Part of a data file
* * * * *

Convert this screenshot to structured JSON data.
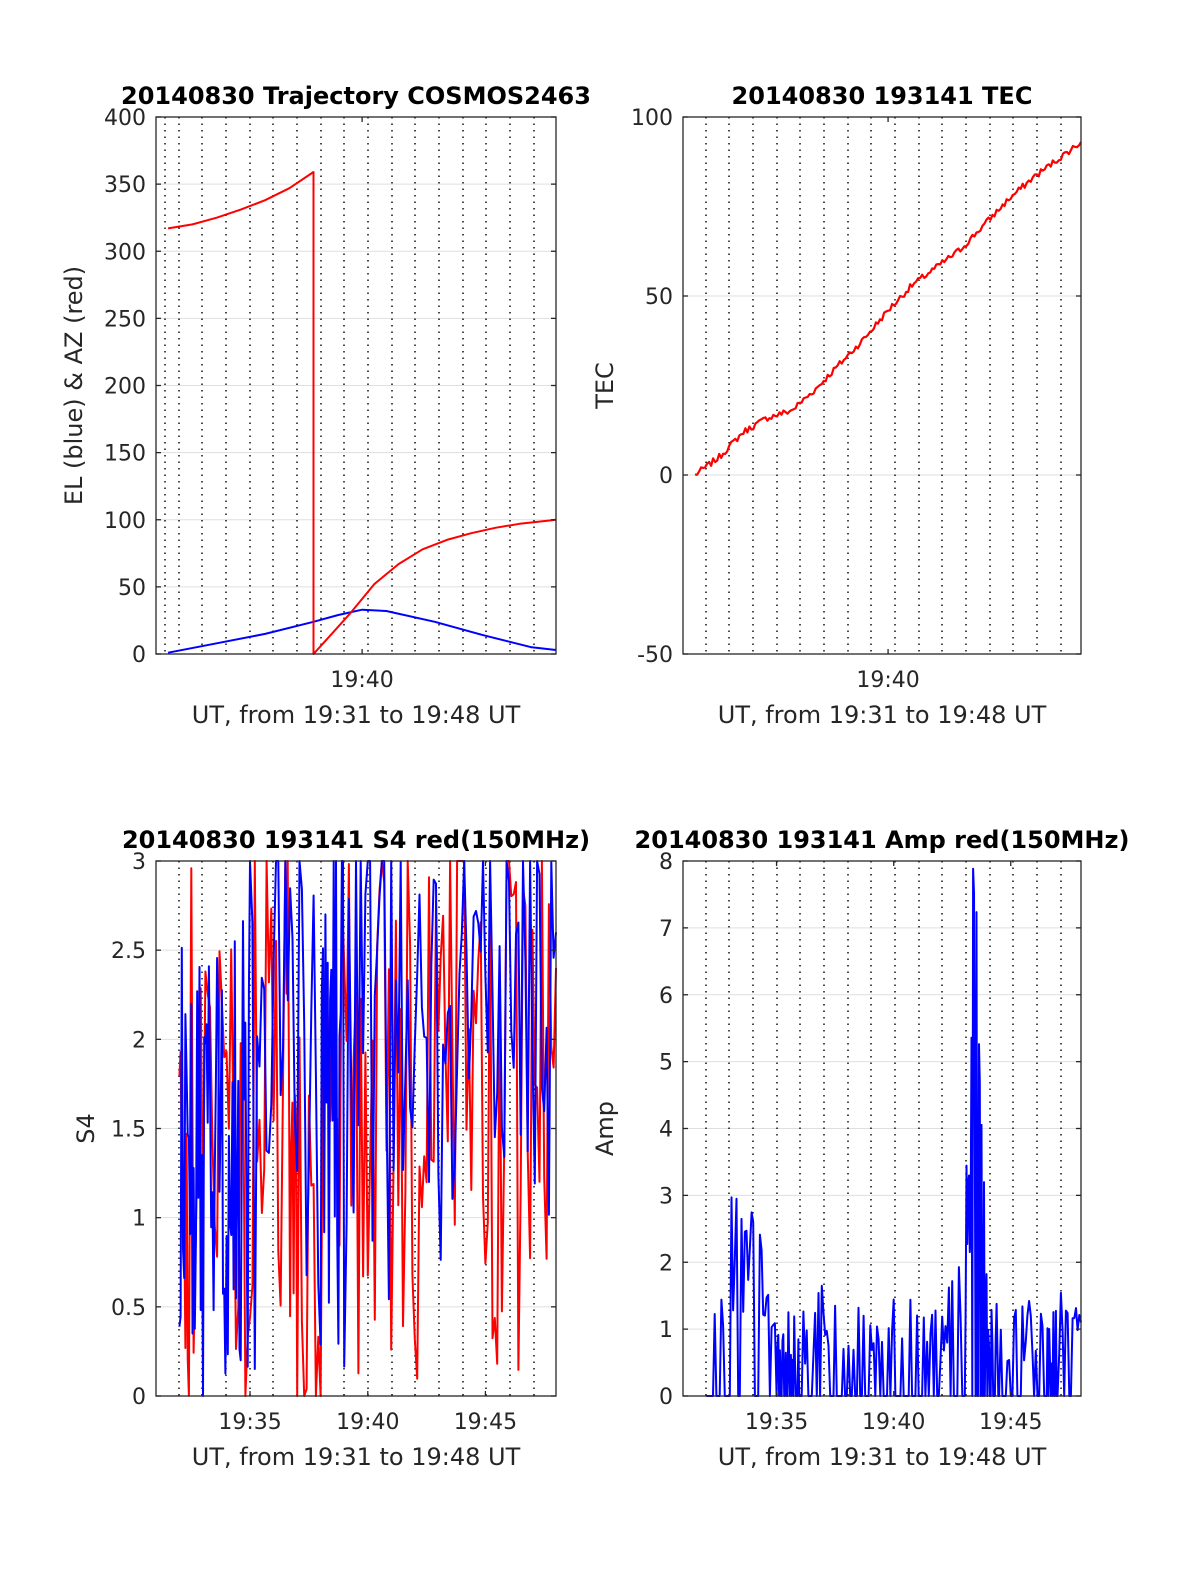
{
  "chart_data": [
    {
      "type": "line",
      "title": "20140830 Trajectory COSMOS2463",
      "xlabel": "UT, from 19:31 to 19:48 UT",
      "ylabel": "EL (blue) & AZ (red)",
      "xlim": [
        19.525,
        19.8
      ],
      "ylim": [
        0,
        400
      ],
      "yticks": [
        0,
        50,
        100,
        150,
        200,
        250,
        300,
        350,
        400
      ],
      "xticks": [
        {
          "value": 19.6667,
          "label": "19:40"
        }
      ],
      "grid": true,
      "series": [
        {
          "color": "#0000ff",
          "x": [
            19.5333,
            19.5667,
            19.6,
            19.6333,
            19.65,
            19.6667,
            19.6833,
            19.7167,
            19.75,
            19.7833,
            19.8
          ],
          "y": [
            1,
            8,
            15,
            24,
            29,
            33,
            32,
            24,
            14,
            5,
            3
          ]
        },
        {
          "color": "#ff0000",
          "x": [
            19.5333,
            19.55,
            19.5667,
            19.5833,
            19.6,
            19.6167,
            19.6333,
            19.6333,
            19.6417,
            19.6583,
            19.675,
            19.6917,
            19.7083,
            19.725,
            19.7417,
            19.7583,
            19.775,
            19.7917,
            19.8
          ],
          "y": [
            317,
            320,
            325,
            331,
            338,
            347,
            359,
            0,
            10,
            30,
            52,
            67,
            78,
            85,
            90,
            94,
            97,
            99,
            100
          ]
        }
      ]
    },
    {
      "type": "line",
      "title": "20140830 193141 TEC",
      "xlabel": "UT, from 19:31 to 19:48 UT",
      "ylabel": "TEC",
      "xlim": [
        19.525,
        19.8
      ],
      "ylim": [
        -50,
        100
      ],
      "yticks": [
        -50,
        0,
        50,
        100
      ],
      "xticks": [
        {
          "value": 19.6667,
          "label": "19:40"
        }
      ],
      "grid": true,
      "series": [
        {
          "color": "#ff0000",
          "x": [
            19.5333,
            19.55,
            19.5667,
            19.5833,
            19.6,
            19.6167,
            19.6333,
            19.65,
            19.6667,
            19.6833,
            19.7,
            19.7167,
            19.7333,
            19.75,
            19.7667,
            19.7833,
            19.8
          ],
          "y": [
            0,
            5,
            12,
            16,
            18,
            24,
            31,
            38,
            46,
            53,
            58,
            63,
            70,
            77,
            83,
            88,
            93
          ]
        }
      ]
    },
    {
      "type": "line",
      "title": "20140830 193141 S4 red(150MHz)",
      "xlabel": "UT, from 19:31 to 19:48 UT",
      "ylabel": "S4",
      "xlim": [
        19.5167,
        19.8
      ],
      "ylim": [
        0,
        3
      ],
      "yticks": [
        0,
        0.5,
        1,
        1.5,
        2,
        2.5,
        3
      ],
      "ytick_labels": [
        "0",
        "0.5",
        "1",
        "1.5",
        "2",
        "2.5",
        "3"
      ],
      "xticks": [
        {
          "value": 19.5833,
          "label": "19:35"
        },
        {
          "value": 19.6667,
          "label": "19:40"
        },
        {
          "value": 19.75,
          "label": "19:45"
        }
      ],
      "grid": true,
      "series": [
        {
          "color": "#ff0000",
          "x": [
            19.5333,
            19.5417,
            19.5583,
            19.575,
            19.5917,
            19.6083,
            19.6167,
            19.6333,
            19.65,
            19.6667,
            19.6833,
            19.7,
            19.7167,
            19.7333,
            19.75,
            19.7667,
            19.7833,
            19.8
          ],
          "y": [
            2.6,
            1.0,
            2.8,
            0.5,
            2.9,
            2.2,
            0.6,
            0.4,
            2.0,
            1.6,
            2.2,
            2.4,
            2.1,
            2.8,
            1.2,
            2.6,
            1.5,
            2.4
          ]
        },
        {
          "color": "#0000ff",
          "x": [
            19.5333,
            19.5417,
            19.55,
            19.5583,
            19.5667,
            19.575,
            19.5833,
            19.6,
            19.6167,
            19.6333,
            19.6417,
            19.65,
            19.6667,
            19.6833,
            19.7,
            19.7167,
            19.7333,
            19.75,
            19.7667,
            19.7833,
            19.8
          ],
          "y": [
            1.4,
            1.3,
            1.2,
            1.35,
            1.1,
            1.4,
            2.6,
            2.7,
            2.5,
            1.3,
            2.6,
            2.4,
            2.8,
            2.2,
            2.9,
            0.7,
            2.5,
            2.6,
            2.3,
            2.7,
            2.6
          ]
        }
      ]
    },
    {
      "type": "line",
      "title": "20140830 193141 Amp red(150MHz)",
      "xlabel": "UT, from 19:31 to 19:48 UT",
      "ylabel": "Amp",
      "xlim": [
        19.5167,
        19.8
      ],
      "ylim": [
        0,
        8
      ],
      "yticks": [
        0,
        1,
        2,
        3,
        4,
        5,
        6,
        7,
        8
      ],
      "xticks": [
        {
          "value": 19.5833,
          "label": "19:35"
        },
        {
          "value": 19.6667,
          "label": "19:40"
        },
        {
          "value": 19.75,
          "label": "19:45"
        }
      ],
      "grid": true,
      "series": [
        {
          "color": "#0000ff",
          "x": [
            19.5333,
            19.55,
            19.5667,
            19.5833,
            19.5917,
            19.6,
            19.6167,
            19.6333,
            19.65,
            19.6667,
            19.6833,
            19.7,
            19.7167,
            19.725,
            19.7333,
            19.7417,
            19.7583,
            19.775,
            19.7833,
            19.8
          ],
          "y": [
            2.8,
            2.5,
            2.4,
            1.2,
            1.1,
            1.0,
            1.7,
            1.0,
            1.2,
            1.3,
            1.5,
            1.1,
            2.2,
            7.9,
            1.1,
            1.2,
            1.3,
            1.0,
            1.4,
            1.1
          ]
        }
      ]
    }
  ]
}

* * * * *

Transcribe all the data word for word; the images stay out.

Solution to the problem:
Convert this screenshot to structured JSON data.
{
  "chart_data": [
    {
      "type": "line",
      "title": "20140830 Trajectory COSMOS2463",
      "xlabel": "UT, from 19:31 to 19:48 UT",
      "ylabel": "EL (blue) & AZ (red)",
      "xlim": [
        19.525,
        19.8
      ],
      "ylim": [
        0,
        400
      ],
      "yticks": [
        0,
        50,
        100,
        150,
        200,
        250,
        300,
        350,
        400
      ],
      "xticks": [
        {
          "value": 19.6667,
          "label": "19:40"
        }
      ],
      "grid": true,
      "series": [
        {
          "color": "#0000ff",
          "x": [
            19.5333,
            19.5667,
            19.6,
            19.6333,
            19.65,
            19.6667,
            19.6833,
            19.7167,
            19.75,
            19.7833,
            19.8
          ],
          "y": [
            1,
            8,
            15,
            24,
            29,
            33,
            32,
            24,
            14,
            5,
            3
          ]
        },
        {
          "color": "#ff0000",
          "x": [
            19.5333,
            19.55,
            19.5667,
            19.5833,
            19.6,
            19.6167,
            19.6333,
            19.6333,
            19.6417,
            19.6583,
            19.675,
            19.6917,
            19.7083,
            19.725,
            19.7417,
            19.7583,
            19.775,
            19.7917,
            19.8
          ],
          "y": [
            317,
            320,
            325,
            331,
            338,
            347,
            359,
            0,
            10,
            30,
            52,
            67,
            78,
            85,
            90,
            94,
            97,
            99,
            100
          ]
        }
      ]
    },
    {
      "type": "line",
      "title": "20140830 193141 TEC",
      "xlabel": "UT, from 19:31 to 19:48 UT",
      "ylabel": "TEC",
      "xlim": [
        19.525,
        19.8
      ],
      "ylim": [
        -50,
        100
      ],
      "yticks": [
        -50,
        0,
        50,
        100
      ],
      "xticks": [
        {
          "value": 19.6667,
          "label": "19:40"
        }
      ],
      "grid": true,
      "series": [
        {
          "color": "#ff0000",
          "x": [
            19.5333,
            19.55,
            19.5667,
            19.5833,
            19.6,
            19.6167,
            19.6333,
            19.65,
            19.6667,
            19.6833,
            19.7,
            19.7167,
            19.7333,
            19.75,
            19.7667,
            19.7833,
            19.8
          ],
          "y": [
            0,
            5,
            12,
            16,
            18,
            24,
            31,
            38,
            46,
            53,
            58,
            63,
            70,
            77,
            83,
            88,
            93
          ]
        }
      ]
    },
    {
      "type": "line",
      "title": "20140830 193141 S4 red(150MHz)",
      "xlabel": "UT, from 19:31 to 19:48 UT",
      "ylabel": "S4",
      "xlim": [
        19.5167,
        19.8
      ],
      "ylim": [
        0,
        3
      ],
      "yticks": [
        0,
        0.5,
        1,
        1.5,
        2,
        2.5,
        3
      ],
      "ytick_labels": [
        "0",
        "0.5",
        "1",
        "1.5",
        "2",
        "2.5",
        "3"
      ],
      "xticks": [
        {
          "value": 19.5833,
          "label": "19:35"
        },
        {
          "value": 19.6667,
          "label": "19:40"
        },
        {
          "value": 19.75,
          "label": "19:45"
        }
      ],
      "grid": true,
      "series": [
        {
          "color": "#ff0000",
          "x": [
            19.5333,
            19.5417,
            19.5583,
            19.575,
            19.5917,
            19.6083,
            19.6167,
            19.6333,
            19.65,
            19.6667,
            19.6833,
            19.7,
            19.7167,
            19.7333,
            19.75,
            19.7667,
            19.7833,
            19.8
          ],
          "y": [
            2.6,
            1.0,
            2.8,
            0.5,
            2.9,
            2.2,
            0.6,
            0.4,
            2.0,
            1.6,
            2.2,
            2.4,
            2.1,
            2.8,
            1.2,
            2.6,
            1.5,
            2.4
          ]
        },
        {
          "color": "#0000ff",
          "x": [
            19.5333,
            19.5417,
            19.55,
            19.5583,
            19.5667,
            19.575,
            19.5833,
            19.6,
            19.6167,
            19.6333,
            19.6417,
            19.65,
            19.6667,
            19.6833,
            19.7,
            19.7167,
            19.7333,
            19.75,
            19.7667,
            19.7833,
            19.8
          ],
          "y": [
            1.4,
            1.3,
            1.2,
            1.35,
            1.1,
            1.4,
            2.6,
            2.7,
            2.5,
            1.3,
            2.6,
            2.4,
            2.8,
            2.2,
            2.9,
            0.7,
            2.5,
            2.6,
            2.3,
            2.7,
            2.6
          ]
        }
      ]
    },
    {
      "type": "line",
      "title": "20140830 193141 Amp red(150MHz)",
      "xlabel": "UT, from 19:31 to 19:48 UT",
      "ylabel": "Amp",
      "xlim": [
        19.5167,
        19.8
      ],
      "ylim": [
        0,
        8
      ],
      "yticks": [
        0,
        1,
        2,
        3,
        4,
        5,
        6,
        7,
        8
      ],
      "xticks": [
        {
          "value": 19.5833,
          "label": "19:35"
        },
        {
          "value": 19.6667,
          "label": "19:40"
        },
        {
          "value": 19.75,
          "label": "19:45"
        }
      ],
      "grid": true,
      "series": [
        {
          "color": "#0000ff",
          "x": [
            19.5333,
            19.55,
            19.5667,
            19.5833,
            19.5917,
            19.6,
            19.6167,
            19.6333,
            19.65,
            19.6667,
            19.6833,
            19.7,
            19.7167,
            19.725,
            19.7333,
            19.7417,
            19.7583,
            19.775,
            19.7833,
            19.8
          ],
          "y": [
            2.8,
            2.5,
            2.4,
            1.2,
            1.1,
            1.0,
            1.7,
            1.0,
            1.2,
            1.3,
            1.5,
            1.1,
            2.2,
            7.9,
            1.1,
            1.2,
            1.3,
            1.0,
            1.4,
            1.1
          ]
        }
      ]
    }
  ]
}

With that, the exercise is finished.